Dataset rows about figures
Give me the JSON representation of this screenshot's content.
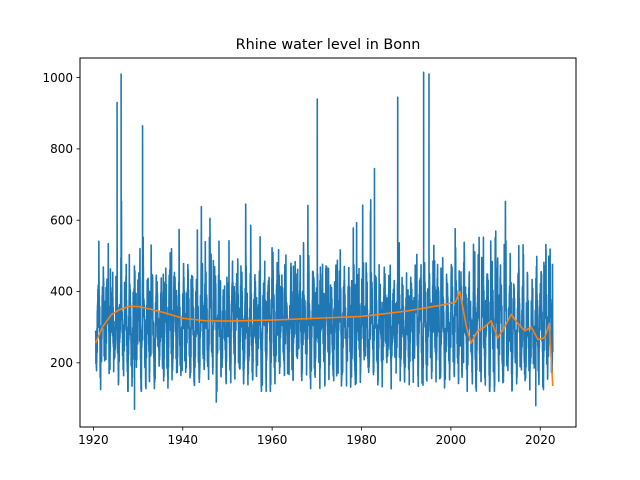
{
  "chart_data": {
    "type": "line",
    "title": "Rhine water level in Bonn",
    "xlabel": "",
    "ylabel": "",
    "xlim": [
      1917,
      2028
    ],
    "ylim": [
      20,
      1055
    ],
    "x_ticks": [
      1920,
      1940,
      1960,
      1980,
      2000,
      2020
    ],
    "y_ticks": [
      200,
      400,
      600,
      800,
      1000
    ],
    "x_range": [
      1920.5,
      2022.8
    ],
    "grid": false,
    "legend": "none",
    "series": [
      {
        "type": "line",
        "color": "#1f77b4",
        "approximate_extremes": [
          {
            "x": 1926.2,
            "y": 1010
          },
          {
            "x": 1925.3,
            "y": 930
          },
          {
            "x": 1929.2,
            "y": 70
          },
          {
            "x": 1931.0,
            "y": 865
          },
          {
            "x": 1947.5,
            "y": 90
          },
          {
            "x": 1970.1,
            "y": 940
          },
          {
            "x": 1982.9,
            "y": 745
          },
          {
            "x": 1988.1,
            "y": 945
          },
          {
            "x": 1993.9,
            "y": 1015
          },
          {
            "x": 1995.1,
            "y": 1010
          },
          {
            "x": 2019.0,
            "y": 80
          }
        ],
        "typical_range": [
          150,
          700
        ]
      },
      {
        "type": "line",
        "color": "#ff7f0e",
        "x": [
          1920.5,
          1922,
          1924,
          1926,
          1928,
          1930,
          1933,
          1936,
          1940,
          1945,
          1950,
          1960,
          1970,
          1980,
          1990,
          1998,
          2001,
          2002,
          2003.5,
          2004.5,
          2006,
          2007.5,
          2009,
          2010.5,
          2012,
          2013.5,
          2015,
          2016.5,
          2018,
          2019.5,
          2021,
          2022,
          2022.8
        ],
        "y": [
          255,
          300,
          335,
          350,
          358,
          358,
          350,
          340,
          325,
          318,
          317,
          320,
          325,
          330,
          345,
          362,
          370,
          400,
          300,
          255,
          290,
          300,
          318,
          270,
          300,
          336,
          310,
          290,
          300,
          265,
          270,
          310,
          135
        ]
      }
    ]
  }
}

Exercise instructions: All of the data above should be transcribed verbatim, with pictures omitted.

Expected answer:
Give me the JSON representation of this screenshot's content.
{
  "chart_data": {
    "type": "line",
    "title": "Rhine water level in Bonn",
    "xlabel": "",
    "ylabel": "",
    "xlim": [
      1917,
      2028
    ],
    "ylim": [
      20,
      1055
    ],
    "x_ticks": [
      1920,
      1940,
      1960,
      1980,
      2000,
      2020
    ],
    "y_ticks": [
      200,
      400,
      600,
      800,
      1000
    ],
    "x_range": [
      1920.5,
      2022.8
    ],
    "grid": false,
    "legend": "none",
    "series": [
      {
        "type": "line",
        "color": "#1f77b4",
        "approximate_extremes": [
          {
            "x": 1926.2,
            "y": 1010
          },
          {
            "x": 1925.3,
            "y": 930
          },
          {
            "x": 1929.2,
            "y": 70
          },
          {
            "x": 1931.0,
            "y": 865
          },
          {
            "x": 1947.5,
            "y": 90
          },
          {
            "x": 1970.1,
            "y": 940
          },
          {
            "x": 1982.9,
            "y": 745
          },
          {
            "x": 1988.1,
            "y": 945
          },
          {
            "x": 1993.9,
            "y": 1015
          },
          {
            "x": 1995.1,
            "y": 1010
          },
          {
            "x": 2019.0,
            "y": 80
          }
        ],
        "typical_range": [
          150,
          700
        ]
      },
      {
        "type": "line",
        "color": "#ff7f0e",
        "x": [
          1920.5,
          1922,
          1924,
          1926,
          1928,
          1930,
          1933,
          1936,
          1940,
          1945,
          1950,
          1960,
          1970,
          1980,
          1990,
          1998,
          2001,
          2002,
          2003.5,
          2004.5,
          2006,
          2007.5,
          2009,
          2010.5,
          2012,
          2013.5,
          2015,
          2016.5,
          2018,
          2019.5,
          2021,
          2022,
          2022.8
        ],
        "y": [
          255,
          300,
          335,
          350,
          358,
          358,
          350,
          340,
          325,
          318,
          317,
          320,
          325,
          330,
          345,
          362,
          370,
          400,
          300,
          255,
          290,
          300,
          318,
          270,
          300,
          336,
          310,
          290,
          300,
          265,
          270,
          310,
          135
        ]
      }
    ]
  }
}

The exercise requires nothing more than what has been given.